**Description of the task:** Output the material below in its entirety, exactly as given.
-- START OF Information given --
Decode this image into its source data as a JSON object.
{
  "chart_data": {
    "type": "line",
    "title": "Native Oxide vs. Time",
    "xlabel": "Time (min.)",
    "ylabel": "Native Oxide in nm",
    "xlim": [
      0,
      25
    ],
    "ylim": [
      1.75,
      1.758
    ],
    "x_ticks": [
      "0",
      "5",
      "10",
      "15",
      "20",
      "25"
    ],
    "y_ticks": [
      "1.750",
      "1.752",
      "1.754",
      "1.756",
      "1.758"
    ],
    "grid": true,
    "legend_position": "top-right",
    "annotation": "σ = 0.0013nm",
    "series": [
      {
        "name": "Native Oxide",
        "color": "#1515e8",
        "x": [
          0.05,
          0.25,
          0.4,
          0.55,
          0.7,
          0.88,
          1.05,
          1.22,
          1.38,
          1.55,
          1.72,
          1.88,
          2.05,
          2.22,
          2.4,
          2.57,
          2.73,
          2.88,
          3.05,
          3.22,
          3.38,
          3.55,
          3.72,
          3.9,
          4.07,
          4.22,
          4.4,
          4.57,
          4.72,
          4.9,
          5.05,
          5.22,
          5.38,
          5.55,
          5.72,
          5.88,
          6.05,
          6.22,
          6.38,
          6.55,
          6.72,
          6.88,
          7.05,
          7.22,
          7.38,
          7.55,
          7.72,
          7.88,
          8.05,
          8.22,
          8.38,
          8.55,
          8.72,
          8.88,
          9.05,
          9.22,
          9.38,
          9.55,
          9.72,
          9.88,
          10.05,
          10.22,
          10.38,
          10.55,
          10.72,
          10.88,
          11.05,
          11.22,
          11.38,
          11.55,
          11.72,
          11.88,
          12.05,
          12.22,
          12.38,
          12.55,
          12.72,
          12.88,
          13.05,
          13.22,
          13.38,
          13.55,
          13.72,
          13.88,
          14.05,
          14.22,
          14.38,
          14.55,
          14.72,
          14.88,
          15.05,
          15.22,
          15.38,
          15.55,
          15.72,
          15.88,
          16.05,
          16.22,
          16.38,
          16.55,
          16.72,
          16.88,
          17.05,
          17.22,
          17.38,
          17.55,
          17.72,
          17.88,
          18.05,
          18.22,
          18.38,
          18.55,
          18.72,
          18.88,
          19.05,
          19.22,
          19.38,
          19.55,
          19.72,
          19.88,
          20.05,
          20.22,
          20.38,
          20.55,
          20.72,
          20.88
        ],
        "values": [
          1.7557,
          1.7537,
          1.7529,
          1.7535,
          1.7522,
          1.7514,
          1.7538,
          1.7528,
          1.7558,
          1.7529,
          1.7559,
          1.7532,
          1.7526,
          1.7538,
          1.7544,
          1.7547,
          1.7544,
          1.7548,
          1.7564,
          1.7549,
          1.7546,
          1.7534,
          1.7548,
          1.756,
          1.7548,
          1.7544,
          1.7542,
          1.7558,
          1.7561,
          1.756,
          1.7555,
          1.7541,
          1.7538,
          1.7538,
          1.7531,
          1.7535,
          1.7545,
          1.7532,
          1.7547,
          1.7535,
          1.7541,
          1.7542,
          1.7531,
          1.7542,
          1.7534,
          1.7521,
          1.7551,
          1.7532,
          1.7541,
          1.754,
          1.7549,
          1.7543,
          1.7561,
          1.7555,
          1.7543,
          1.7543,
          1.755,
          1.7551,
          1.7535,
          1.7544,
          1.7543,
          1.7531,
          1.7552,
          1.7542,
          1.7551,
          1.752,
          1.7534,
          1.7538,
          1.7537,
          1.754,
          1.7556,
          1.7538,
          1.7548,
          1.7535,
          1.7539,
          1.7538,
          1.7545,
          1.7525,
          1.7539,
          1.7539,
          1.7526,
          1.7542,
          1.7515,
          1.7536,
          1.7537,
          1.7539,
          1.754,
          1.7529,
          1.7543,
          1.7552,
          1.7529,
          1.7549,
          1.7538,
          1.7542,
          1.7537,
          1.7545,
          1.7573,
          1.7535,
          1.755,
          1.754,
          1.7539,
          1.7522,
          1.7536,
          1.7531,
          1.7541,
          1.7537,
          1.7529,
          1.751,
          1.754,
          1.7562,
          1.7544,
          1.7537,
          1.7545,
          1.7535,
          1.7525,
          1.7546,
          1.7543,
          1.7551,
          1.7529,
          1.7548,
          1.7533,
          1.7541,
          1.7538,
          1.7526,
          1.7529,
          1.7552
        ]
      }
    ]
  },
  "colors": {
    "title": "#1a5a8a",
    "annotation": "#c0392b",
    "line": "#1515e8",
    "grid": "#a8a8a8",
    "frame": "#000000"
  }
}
-- END OF Information given --
**Exercise output:**
Decode this image into its source data as a JSON object.
{
  "chart_data": {
    "type": "line",
    "title": "Native Oxide vs. Time",
    "xlabel": "Time (min.)",
    "ylabel": "Native Oxide in nm",
    "xlim": [
      0,
      25
    ],
    "ylim": [
      1.75,
      1.758
    ],
    "x_ticks": [
      "0",
      "5",
      "10",
      "15",
      "20",
      "25"
    ],
    "y_ticks": [
      "1.750",
      "1.752",
      "1.754",
      "1.756",
      "1.758"
    ],
    "grid": true,
    "legend_position": "top-right",
    "annotation": "σ = 0.0013nm",
    "series": [
      {
        "name": "Native Oxide",
        "color": "#1515e8",
        "x": [
          0.05,
          0.25,
          0.4,
          0.55,
          0.7,
          0.88,
          1.05,
          1.22,
          1.38,
          1.55,
          1.72,
          1.88,
          2.05,
          2.22,
          2.4,
          2.57,
          2.73,
          2.88,
          3.05,
          3.22,
          3.38,
          3.55,
          3.72,
          3.9,
          4.07,
          4.22,
          4.4,
          4.57,
          4.72,
          4.9,
          5.05,
          5.22,
          5.38,
          5.55,
          5.72,
          5.88,
          6.05,
          6.22,
          6.38,
          6.55,
          6.72,
          6.88,
          7.05,
          7.22,
          7.38,
          7.55,
          7.72,
          7.88,
          8.05,
          8.22,
          8.38,
          8.55,
          8.72,
          8.88,
          9.05,
          9.22,
          9.38,
          9.55,
          9.72,
          9.88,
          10.05,
          10.22,
          10.38,
          10.55,
          10.72,
          10.88,
          11.05,
          11.22,
          11.38,
          11.55,
          11.72,
          11.88,
          12.05,
          12.22,
          12.38,
          12.55,
          12.72,
          12.88,
          13.05,
          13.22,
          13.38,
          13.55,
          13.72,
          13.88,
          14.05,
          14.22,
          14.38,
          14.55,
          14.72,
          14.88,
          15.05,
          15.22,
          15.38,
          15.55,
          15.72,
          15.88,
          16.05,
          16.22,
          16.38,
          16.55,
          16.72,
          16.88,
          17.05,
          17.22,
          17.38,
          17.55,
          17.72,
          17.88,
          18.05,
          18.22,
          18.38,
          18.55,
          18.72,
          18.88,
          19.05,
          19.22,
          19.38,
          19.55,
          19.72,
          19.88,
          20.05,
          20.22,
          20.38,
          20.55,
          20.72,
          20.88
        ],
        "values": [
          1.7557,
          1.7537,
          1.7529,
          1.7535,
          1.7522,
          1.7514,
          1.7538,
          1.7528,
          1.7558,
          1.7529,
          1.7559,
          1.7532,
          1.7526,
          1.7538,
          1.7544,
          1.7547,
          1.7544,
          1.7548,
          1.7564,
          1.7549,
          1.7546,
          1.7534,
          1.7548,
          1.756,
          1.7548,
          1.7544,
          1.7542,
          1.7558,
          1.7561,
          1.756,
          1.7555,
          1.7541,
          1.7538,
          1.7538,
          1.7531,
          1.7535,
          1.7545,
          1.7532,
          1.7547,
          1.7535,
          1.7541,
          1.7542,
          1.7531,
          1.7542,
          1.7534,
          1.7521,
          1.7551,
          1.7532,
          1.7541,
          1.754,
          1.7549,
          1.7543,
          1.7561,
          1.7555,
          1.7543,
          1.7543,
          1.755,
          1.7551,
          1.7535,
          1.7544,
          1.7543,
          1.7531,
          1.7552,
          1.7542,
          1.7551,
          1.752,
          1.7534,
          1.7538,
          1.7537,
          1.754,
          1.7556,
          1.7538,
          1.7548,
          1.7535,
          1.7539,
          1.7538,
          1.7545,
          1.7525,
          1.7539,
          1.7539,
          1.7526,
          1.7542,
          1.7515,
          1.7536,
          1.7537,
          1.7539,
          1.754,
          1.7529,
          1.7543,
          1.7552,
          1.7529,
          1.7549,
          1.7538,
          1.7542,
          1.7537,
          1.7545,
          1.7573,
          1.7535,
          1.755,
          1.754,
          1.7539,
          1.7522,
          1.7536,
          1.7531,
          1.7541,
          1.7537,
          1.7529,
          1.751,
          1.754,
          1.7562,
          1.7544,
          1.7537,
          1.7545,
          1.7535,
          1.7525,
          1.7546,
          1.7543,
          1.7551,
          1.7529,
          1.7548,
          1.7533,
          1.7541,
          1.7538,
          1.7526,
          1.7529,
          1.7552
        ]
      }
    ]
  },
  "colors": {
    "title": "#1a5a8a",
    "annotation": "#c0392b",
    "line": "#1515e8",
    "grid": "#a8a8a8",
    "frame": "#000000"
  }
}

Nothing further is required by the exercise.